Annotated element rows

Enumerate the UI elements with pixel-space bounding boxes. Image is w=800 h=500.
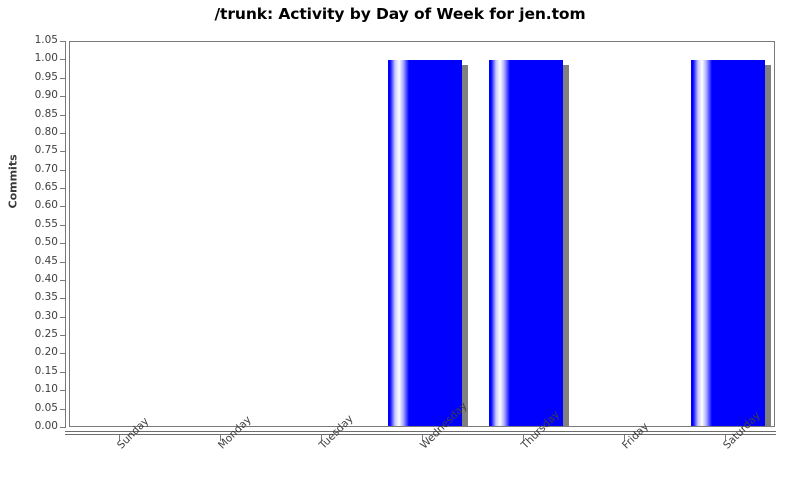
y-tick-label: 0.70 bbox=[0, 163, 58, 175]
bar-saturday[interactable] bbox=[691, 60, 765, 427]
y-tick-mark bbox=[60, 390, 65, 391]
y-tick-label: 0.20 bbox=[0, 346, 58, 358]
y-tick-mark bbox=[60, 133, 65, 134]
y-tick-mark bbox=[60, 243, 65, 244]
y-tick-mark bbox=[60, 409, 65, 410]
y-tick-mark bbox=[60, 280, 65, 281]
y-tick-label: 0.80 bbox=[0, 126, 58, 138]
y-tick-mark bbox=[60, 262, 65, 263]
bar-wednesday[interactable] bbox=[388, 60, 462, 427]
y-tick-label: 0.25 bbox=[0, 328, 58, 340]
y-tick-label: 0.40 bbox=[0, 273, 58, 285]
bar-shadow bbox=[462, 65, 468, 427]
y-tick-label: 0.15 bbox=[0, 365, 58, 377]
y-tick-label: 0.60 bbox=[0, 199, 58, 211]
y-tick-label: 0.95 bbox=[0, 71, 58, 83]
y-tick-mark bbox=[60, 78, 65, 79]
x-axis-spine-outer bbox=[65, 434, 776, 435]
y-tick-label: 1.05 bbox=[0, 34, 58, 46]
y-tick-mark bbox=[60, 298, 65, 299]
y-tick-label: 0.50 bbox=[0, 236, 58, 248]
y-tick-label: 1.00 bbox=[0, 52, 58, 64]
y-tick-mark bbox=[60, 335, 65, 336]
y-tick-label: 0.30 bbox=[0, 310, 58, 322]
y-tick-mark bbox=[60, 225, 65, 226]
y-tick-mark bbox=[60, 151, 65, 152]
y-tick-mark bbox=[60, 96, 65, 97]
y-tick-mark bbox=[60, 115, 65, 116]
bar-thursday[interactable] bbox=[489, 60, 563, 427]
y-tick-mark bbox=[60, 317, 65, 318]
chart-title: /trunk: Activity by Day of Week for jen.… bbox=[0, 5, 800, 23]
y-tick-mark bbox=[60, 427, 65, 428]
bar-shadow bbox=[765, 65, 771, 427]
plot-area bbox=[69, 41, 775, 427]
y-tick-label: 0.55 bbox=[0, 218, 58, 230]
y-tick-mark bbox=[60, 41, 65, 42]
y-tick-mark bbox=[60, 353, 65, 354]
y-tick-label: 0.00 bbox=[0, 420, 58, 432]
x-axis-spine bbox=[65, 431, 776, 432]
y-axis-spine bbox=[65, 41, 66, 428]
y-tick-label: 0.85 bbox=[0, 108, 58, 120]
y-tick-mark bbox=[60, 188, 65, 189]
y-tick-mark bbox=[60, 372, 65, 373]
y-tick-label: 0.35 bbox=[0, 291, 58, 303]
y-tick-label: 0.45 bbox=[0, 255, 58, 267]
y-tick-label: 0.05 bbox=[0, 402, 58, 414]
y-tick-label: 0.75 bbox=[0, 144, 58, 156]
y-tick-mark bbox=[60, 206, 65, 207]
y-tick-label: 0.90 bbox=[0, 89, 58, 101]
y-tick-label: 0.10 bbox=[0, 383, 58, 395]
y-tick-mark bbox=[60, 59, 65, 60]
bar-shadow bbox=[563, 65, 569, 427]
chart-container: /trunk: Activity by Day of Week for jen.… bbox=[0, 0, 800, 500]
y-tick-mark bbox=[60, 170, 65, 171]
y-tick-label: 0.65 bbox=[0, 181, 58, 193]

Direction:
Return each line in the rows above that includes the word "Week".

Right answer:
chart-title: /trunk: Activity by Day of Week for jen.… bbox=[0, 5, 800, 23]
chart-container: /trunk: Activity by Day of Week for jen.… bbox=[0, 0, 800, 500]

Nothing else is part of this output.